* [PERINTAH A] Salin ulang dengan tepat baris-baris catatan data, mulai dari baris pertama catatan sampai baris yang memuat "- x-axis: [68, 1628, 1166, 1657]", termasuk kedua batas itu.

Semua dasar ini dijadikan pedoman dalam rangka membina aparatur negara agar
penuh kesetiaan dan ketaatan kepada Pancasila dan UUD 45 dan kepada pemerintah untuk
bersatu padu bermental baik, berwibawa, berdaya guna, berhasil guna, bersih
mutu dan penuh tanggung jawab dalam melaksanakan tugas-tugasnya dalam
pembangunan.
Kode
Etik Guru Indonesia
Rumusan Kode Etik Guru
Indonesia tersebut di atas adalah masih global sehingga perlu penjabaran secara
lebih rinci, yang kemudian dituangkan dalam item-item. Sebagai penjabaran dari
Kode Etik Guru Indonesia tersebut adalah sebagai berikut :
- Guru berbakti membimbing peserta didik untuk membentuk manusia Indonesia seutuhnya yang berjiwa Pancasila.
- Guru memiliki dan melaksanakan kejujuran profesional.
3. Guru berusaha memperoleh
informasi tentang peserta didik sebagai bahan melakukan bimbingan dan pembinaan
4.
Guru menciptakan suasana sekolah sebaik-baiknya yang
menunjang berhasilnya proses belajar mengajar.
5.
Guru memelihara hubungan yang baik dengan orang tua
murid dan masyarakat sekitarnya untuk membina peran serta dan rasa tanggung
jawab bersama terhadap pendidikan.
6.
Guru secara pribadi dan bersama-sama mengembangkan
dan meningkatkan mutu dan martabat profesinya.
7.
Guru memelihara hubungan seprofesi, semangat
kekeluargaan dan kesetiakawanan sosial.
8.
Guru bersama-sama memelihara dan meningkatkan mutu
organisasi PGRI sebagai sarana perjuangan dan pengabdiannya.
9.
Guru melaksanakan segala kebijaksanaan pemerintah
dalam bidang pendidikan.
Rumusan Kode Etik
Guru Pendidikan Agama Kristen[5]
Berikut
adalah beberapa rumusan tentang kode etik guru pendidikan agama Kristen:
1.
Percaya dan taat kepada Tuhan Yesus,
setia kepada Pancasila, Undang-Undang Dasar 1945, taat kepada pemerintah dan Negara.
2.
Menjunjung tinggi kewibawaan gereja dan
nama baik sekolah.
3.

* [PERINTAH B] Tulis kembali bagian teks kode etik guru yang diawali kata-kata "Guru memelihara hubungan seprofesi, semangat" dan diakhiri "dalam bidang pendidikan.", lalu tukar "semangat" dengan "jiwa".

Sejumlah catatan data
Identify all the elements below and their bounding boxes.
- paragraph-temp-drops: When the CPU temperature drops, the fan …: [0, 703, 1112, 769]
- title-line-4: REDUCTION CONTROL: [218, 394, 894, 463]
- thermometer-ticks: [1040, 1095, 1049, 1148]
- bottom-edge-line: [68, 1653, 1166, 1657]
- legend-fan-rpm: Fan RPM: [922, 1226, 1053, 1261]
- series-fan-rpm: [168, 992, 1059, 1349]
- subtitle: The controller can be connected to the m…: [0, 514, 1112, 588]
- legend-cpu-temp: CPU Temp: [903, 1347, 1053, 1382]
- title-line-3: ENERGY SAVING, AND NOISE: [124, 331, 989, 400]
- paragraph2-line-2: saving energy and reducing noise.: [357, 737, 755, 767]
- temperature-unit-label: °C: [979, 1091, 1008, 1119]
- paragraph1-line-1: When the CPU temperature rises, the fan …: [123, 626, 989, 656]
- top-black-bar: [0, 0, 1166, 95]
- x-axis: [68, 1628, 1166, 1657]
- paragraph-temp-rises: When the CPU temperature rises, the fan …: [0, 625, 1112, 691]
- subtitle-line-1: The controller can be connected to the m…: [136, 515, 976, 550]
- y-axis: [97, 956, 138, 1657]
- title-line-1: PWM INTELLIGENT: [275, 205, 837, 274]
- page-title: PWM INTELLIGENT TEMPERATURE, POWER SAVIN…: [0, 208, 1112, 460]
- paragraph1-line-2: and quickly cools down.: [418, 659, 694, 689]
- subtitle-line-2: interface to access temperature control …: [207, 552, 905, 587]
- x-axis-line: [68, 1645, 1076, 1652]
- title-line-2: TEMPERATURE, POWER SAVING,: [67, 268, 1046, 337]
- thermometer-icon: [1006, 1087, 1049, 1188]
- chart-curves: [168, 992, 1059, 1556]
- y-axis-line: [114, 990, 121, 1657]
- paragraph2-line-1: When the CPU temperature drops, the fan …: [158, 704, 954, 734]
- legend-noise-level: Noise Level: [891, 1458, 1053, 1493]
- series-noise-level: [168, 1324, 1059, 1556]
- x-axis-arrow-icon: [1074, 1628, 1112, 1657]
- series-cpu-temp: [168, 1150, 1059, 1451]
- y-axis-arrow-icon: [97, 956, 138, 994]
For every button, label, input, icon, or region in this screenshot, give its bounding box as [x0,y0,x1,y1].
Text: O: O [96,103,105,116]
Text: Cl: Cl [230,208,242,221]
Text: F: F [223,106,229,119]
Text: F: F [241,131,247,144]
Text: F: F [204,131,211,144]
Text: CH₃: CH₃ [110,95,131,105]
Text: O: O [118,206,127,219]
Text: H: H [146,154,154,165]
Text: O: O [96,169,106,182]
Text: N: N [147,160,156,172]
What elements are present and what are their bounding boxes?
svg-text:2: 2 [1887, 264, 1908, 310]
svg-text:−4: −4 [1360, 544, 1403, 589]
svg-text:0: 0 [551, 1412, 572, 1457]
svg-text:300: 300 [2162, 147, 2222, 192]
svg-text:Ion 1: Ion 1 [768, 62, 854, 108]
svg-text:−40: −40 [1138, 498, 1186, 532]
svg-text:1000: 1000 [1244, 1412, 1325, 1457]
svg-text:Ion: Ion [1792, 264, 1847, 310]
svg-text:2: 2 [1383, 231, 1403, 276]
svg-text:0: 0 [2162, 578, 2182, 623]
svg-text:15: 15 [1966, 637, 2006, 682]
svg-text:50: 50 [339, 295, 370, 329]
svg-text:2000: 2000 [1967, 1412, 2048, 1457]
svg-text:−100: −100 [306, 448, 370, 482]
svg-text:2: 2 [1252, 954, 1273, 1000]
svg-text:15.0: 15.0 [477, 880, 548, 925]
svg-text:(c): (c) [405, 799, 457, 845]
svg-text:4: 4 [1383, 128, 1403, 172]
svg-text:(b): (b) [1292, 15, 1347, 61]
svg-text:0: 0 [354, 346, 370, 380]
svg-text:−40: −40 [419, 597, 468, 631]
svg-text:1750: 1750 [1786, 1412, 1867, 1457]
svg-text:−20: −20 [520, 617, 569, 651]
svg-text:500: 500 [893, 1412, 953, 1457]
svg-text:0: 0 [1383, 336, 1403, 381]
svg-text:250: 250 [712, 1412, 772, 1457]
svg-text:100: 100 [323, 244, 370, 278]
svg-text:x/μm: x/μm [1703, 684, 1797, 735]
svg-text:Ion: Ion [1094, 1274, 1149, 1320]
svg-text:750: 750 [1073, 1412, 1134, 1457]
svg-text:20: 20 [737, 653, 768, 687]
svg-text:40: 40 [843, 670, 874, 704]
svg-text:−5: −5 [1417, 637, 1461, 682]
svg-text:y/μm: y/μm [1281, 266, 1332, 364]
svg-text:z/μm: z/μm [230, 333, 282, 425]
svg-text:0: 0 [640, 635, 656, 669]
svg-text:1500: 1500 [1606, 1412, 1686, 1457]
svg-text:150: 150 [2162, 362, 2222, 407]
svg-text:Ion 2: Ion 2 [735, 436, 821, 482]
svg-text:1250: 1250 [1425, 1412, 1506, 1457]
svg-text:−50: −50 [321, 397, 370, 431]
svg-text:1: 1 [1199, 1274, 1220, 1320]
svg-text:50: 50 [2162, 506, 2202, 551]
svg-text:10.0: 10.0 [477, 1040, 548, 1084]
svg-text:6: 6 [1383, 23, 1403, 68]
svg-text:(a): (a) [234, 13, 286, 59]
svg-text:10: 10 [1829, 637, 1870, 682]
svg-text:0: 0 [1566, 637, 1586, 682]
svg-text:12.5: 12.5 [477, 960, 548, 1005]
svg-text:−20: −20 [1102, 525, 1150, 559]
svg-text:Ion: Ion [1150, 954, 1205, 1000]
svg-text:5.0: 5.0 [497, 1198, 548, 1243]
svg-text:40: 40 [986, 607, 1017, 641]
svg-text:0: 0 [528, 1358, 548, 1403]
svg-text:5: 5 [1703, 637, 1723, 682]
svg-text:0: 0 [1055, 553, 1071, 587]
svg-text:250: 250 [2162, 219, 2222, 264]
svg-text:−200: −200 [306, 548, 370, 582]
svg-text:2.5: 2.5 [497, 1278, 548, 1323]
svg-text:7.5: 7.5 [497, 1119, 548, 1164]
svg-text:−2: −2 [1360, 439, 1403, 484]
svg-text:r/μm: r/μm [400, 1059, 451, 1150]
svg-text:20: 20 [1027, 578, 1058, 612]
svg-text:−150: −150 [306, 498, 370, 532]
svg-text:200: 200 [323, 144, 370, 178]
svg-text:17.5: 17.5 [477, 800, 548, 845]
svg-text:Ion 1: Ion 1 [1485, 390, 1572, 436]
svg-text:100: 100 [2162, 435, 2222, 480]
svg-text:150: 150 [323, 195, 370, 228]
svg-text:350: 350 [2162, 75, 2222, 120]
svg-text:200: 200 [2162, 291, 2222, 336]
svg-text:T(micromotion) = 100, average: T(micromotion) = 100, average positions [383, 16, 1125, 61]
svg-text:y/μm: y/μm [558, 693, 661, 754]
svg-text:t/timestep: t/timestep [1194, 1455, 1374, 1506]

* [JAWABAN LATIHAN A]
Identify all the elements below and their bounding boxes.
- paragraph-temp-drops: When the CPU temperature drops, the fan …: [0, 703, 1112, 769]
- title-line-4: REDUCTION CONTROL: [218, 394, 894, 463]
- thermometer-ticks: [1040, 1095, 1049, 1148]
- bottom-edge-line: [68, 1653, 1166, 1657]
- legend-fan-rpm: Fan RPM: [922, 1226, 1053, 1261]
- series-fan-rpm: [168, 992, 1059, 1349]
- subtitle: The controller can be connected to the m…: [0, 514, 1112, 588]
- legend-cpu-temp: CPU Temp: [903, 1347, 1053, 1382]
- title-line-3: ENERGY SAVING, AND NOISE: [124, 331, 989, 400]
- paragraph2-line-2: saving energy and reducing noise.: [357, 737, 755, 767]
- temperature-unit-label: °C: [979, 1091, 1008, 1119]
- paragraph1-line-1: When the CPU temperature rises, the fan …: [123, 626, 989, 656]
- top-black-bar: [0, 0, 1166, 95]
- x-axis: [68, 1628, 1166, 1657]

* [JAWABAN LATIHAN B]
Guru memelihara hubungan seprofesi, jiwa
kekeluargaan dan kesetiakawanan sosial.
8.
Guru bersama-sama memelihara dan meningkatkan mutu
organisasi PGRI sebagai sarana perjuangan dan pengabdiannya.
9.
Guru melaksanakan segala kebijaksanaan pemerintah
dalam bidang pendidikan.